▶ [TASK STATEMENT]:
Put the records into a Markdown table with the columns "Row" and "Line". Begin with the first line of the records and stop after the line that contains "table-cell[interactable]: YBR043C (710, 594, 788, 611)", numbering each row and leaving out blank lines.

(Dataset records)
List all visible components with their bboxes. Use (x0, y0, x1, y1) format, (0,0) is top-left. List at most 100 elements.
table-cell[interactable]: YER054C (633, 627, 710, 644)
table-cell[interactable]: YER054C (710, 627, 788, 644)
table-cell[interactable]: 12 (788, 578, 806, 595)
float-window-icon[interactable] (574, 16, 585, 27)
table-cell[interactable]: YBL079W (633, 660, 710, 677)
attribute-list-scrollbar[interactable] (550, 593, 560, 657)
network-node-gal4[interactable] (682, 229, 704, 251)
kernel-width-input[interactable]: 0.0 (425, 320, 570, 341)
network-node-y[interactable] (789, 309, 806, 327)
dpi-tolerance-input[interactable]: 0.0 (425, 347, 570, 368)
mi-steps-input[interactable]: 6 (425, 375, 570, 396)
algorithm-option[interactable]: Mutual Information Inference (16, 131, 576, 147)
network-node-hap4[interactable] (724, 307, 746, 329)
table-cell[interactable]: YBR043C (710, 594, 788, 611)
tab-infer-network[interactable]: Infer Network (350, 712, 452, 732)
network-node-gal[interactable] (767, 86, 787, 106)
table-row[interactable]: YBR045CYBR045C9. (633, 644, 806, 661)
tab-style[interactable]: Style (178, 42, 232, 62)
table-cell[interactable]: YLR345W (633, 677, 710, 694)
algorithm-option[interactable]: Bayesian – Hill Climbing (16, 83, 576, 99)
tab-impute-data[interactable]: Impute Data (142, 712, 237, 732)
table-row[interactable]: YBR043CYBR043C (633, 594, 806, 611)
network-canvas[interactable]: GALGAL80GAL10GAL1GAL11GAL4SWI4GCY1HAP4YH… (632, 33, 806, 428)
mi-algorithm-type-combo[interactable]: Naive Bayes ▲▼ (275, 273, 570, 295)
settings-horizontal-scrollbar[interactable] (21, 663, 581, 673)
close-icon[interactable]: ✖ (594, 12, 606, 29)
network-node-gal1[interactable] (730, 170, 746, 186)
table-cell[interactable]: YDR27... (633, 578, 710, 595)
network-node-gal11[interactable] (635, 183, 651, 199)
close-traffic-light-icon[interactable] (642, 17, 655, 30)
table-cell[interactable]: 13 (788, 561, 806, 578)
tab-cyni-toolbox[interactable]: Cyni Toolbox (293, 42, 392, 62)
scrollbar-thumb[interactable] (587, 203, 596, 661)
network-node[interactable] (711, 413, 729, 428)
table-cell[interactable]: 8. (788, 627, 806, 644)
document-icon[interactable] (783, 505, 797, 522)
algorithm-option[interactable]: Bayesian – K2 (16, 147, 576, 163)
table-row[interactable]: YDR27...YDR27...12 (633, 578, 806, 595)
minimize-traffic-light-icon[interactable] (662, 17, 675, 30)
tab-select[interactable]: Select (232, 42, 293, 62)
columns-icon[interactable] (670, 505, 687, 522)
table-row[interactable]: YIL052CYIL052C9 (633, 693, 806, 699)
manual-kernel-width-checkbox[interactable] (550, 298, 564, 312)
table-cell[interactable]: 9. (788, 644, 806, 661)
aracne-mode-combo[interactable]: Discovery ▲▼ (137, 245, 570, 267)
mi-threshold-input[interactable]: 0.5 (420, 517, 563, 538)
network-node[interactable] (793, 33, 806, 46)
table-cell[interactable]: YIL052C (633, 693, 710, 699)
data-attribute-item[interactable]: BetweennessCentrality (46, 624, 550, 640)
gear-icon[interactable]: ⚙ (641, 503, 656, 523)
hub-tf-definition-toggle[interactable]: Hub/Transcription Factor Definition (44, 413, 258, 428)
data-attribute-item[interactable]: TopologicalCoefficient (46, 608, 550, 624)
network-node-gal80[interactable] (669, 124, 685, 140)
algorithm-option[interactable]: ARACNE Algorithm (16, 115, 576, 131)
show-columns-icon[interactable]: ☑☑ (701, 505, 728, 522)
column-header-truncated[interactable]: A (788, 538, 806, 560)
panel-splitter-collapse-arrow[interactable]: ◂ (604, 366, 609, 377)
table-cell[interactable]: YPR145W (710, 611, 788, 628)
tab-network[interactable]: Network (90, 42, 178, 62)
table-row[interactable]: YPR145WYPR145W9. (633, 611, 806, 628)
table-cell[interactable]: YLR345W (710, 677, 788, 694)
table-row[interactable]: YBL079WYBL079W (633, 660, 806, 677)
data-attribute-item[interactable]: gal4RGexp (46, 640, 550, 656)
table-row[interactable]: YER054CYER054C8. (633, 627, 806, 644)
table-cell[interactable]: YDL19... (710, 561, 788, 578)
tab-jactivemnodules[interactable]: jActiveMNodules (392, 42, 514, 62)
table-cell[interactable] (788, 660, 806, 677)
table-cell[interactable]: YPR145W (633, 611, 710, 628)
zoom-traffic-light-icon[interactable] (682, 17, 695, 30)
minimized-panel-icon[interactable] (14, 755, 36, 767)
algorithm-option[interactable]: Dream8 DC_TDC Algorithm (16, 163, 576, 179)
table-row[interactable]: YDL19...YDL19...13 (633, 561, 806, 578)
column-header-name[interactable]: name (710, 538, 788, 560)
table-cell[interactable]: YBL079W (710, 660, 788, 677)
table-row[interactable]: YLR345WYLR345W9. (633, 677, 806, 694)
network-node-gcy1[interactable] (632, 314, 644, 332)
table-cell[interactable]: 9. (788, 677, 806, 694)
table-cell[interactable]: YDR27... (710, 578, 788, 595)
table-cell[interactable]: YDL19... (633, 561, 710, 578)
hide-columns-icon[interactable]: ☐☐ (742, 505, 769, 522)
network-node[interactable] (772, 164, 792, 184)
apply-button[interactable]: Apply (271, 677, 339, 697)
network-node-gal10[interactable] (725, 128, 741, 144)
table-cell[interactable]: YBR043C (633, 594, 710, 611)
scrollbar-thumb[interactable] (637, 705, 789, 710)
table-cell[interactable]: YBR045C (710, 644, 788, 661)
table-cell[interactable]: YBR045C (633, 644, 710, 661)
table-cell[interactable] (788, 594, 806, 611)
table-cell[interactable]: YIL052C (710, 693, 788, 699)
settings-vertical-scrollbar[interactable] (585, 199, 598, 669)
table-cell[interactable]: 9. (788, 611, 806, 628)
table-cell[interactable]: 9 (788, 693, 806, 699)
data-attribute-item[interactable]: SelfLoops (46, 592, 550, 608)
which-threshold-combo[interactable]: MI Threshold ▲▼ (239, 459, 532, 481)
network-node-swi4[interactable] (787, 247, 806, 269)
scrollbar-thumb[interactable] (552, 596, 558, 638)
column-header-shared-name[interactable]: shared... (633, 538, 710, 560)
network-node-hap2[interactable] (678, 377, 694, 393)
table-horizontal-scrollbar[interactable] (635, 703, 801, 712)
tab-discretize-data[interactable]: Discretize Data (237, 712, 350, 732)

▶ [FULL SOLUTION]:
| Row | Line |
|---|---|
| 1 | List all visible components with their bboxes. Use (x0, y0, x1, y1) format, (0,0) is top-left. List at most 100 elements. |
| 2 | table-cell[interactable]: YER054C (633, 627, 710, 644) |
| 3 | table-cell[interactable]: YER054C (710, 627, 788, 644) |
| 4 | table-cell[interactable]: 12 (788, 578, 806, 595) |
| 5 | float-window-icon[interactable] (574, 16, 585, 27) |
| 6 | table-cell[interactable]: YBL079W (633, 660, 710, 677) |
| 7 | attribute-list-scrollbar[interactable] (550, 593, 560, 657) |
| 8 | network-node-gal4[interactable] (682, 229, 704, 251) |
| 9 | kernel-width-input[interactable]: 0.0 (425, 320, 570, 341) |
| 10 | network-node-y[interactable] (789, 309, 806, 327) |
| 11 | dpi-tolerance-input[interactable]: 0.0 (425, 347, 570, 368) |
| 12 | mi-steps-input[interactable]: 6 (425, 375, 570, 396) |
| 13 | algorithm-option[interactable]: Mutual Information Inference (16, 131, 576, 147) |
| 14 | network-node-hap4[interactable] (724, 307, 746, 329) |
| 15 | table-cell[interactable]: YBR043C (710, 594, 788, 611) |